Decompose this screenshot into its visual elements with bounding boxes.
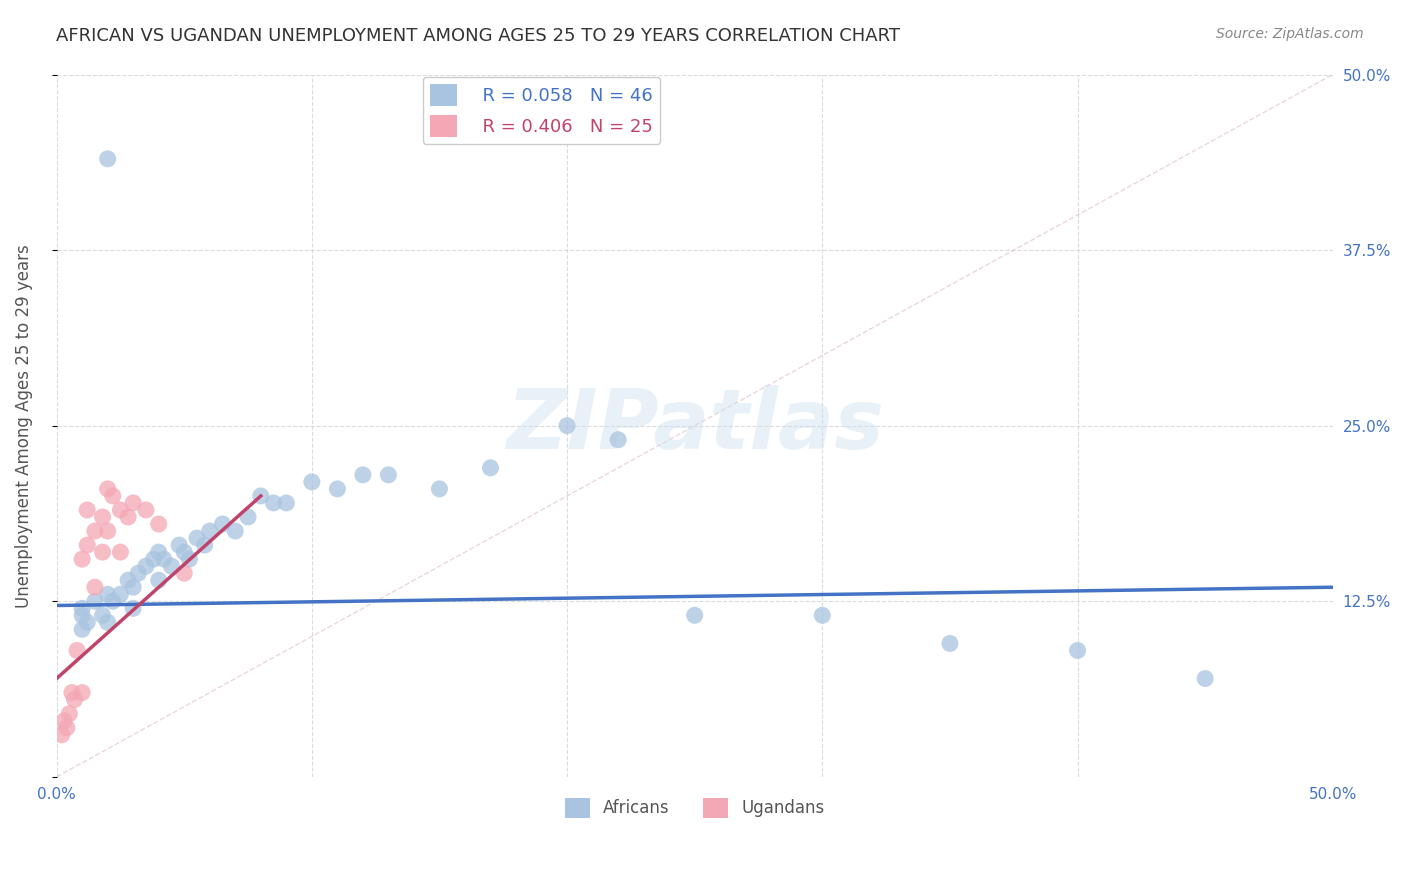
Point (377, 467, 399, 482)
Point (70, 685, 93, 699)
Point (249, 489, 271, 503)
Point (194, 538, 217, 552)
Point (110, 503, 132, 517)
Point (53, 714, 76, 728)
Text: ZIPatlas: ZIPatlas (506, 385, 883, 467)
Text: Source: ZipAtlas.com: Source: ZipAtlas.com (1216, 27, 1364, 41)
Point (66, 643, 89, 657)
Point (1194, 672, 1216, 686)
Point (429, 482, 451, 496)
Point (76, 538, 98, 552)
Point (224, 524, 246, 538)
Point (97, 524, 120, 538)
Point (148, 573, 170, 587)
Point (110, 587, 132, 601)
Point (198, 524, 221, 538)
Point (236, 510, 259, 524)
Point (51, 728, 73, 742)
Point (97, 615, 120, 630)
Point (63, 692, 86, 706)
Point (142, 552, 165, 566)
Point (76, 615, 98, 630)
Point (179, 552, 201, 566)
Y-axis label: Unemployment Among Ages 25 to 29 years: Unemployment Among Ages 25 to 29 years (15, 244, 32, 607)
Point (811, 608, 834, 623)
Point (101, 594, 124, 608)
Point (58, 706, 80, 721)
Point (83, 594, 105, 608)
Point (479, 460, 502, 475)
Point (939, 636, 962, 650)
Point (117, 510, 139, 524)
Point (148, 516, 170, 531)
Point (70, 623, 93, 637)
Point (97, 587, 120, 601)
Point (83, 580, 105, 594)
Point (148, 545, 170, 559)
Point (153, 552, 176, 566)
Point (117, 573, 139, 587)
Point (110, 545, 132, 559)
Point (70, 601, 93, 615)
Point (56, 721, 79, 735)
Point (186, 531, 208, 545)
Point (60, 685, 83, 699)
Point (607, 433, 630, 447)
Point (122, 601, 145, 615)
Point (122, 580, 145, 594)
Point (167, 538, 190, 552)
Point (101, 489, 124, 503)
Point (83, 524, 105, 538)
Point (326, 482, 349, 496)
Point (76, 503, 98, 517)
Point (91, 608, 114, 623)
Point (683, 608, 706, 623)
Point (263, 496, 285, 510)
Point (70, 608, 93, 623)
Point (122, 496, 145, 510)
Point (70, 552, 93, 566)
Point (127, 566, 149, 581)
Point (91, 510, 114, 524)
Point (1066, 643, 1088, 657)
Point (555, 418, 578, 433)
Point (97, 152, 120, 166)
Point (301, 475, 323, 489)
Point (97, 482, 120, 496)
Point (276, 496, 298, 510)
Point (173, 566, 195, 581)
Point (135, 503, 157, 517)
Legend: Africans, Ugandans: Africans, Ugandans (558, 791, 831, 825)
Point (135, 559, 157, 574)
Point (211, 516, 233, 531)
Point (352, 467, 374, 482)
Point (160, 559, 183, 574)
Text: AFRICAN VS UGANDAN UNEMPLOYMENT AMONG AGES 25 TO 29 YEARS CORRELATION CHART: AFRICAN VS UGANDAN UNEMPLOYMENT AMONG AG… (56, 27, 900, 45)
Point (173, 545, 195, 559)
Point (91, 545, 114, 559)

+ + + + +

Locate every line in the records that contains the word "Text" and copy each of those lines.

Text: ZIPatlas: ZIPatlas (506, 385, 883, 467)
Text: Source: ZipAtlas.com: Source: ZipAtlas.com (1216, 27, 1364, 41)
Text: AFRICAN VS UGANDAN UNEMPLOYMENT AMONG AGES 25 TO 29 YEARS CORRELATION CHART: AFRICAN VS UGANDAN UNEMPLOYMENT AMONG AG… (56, 27, 900, 45)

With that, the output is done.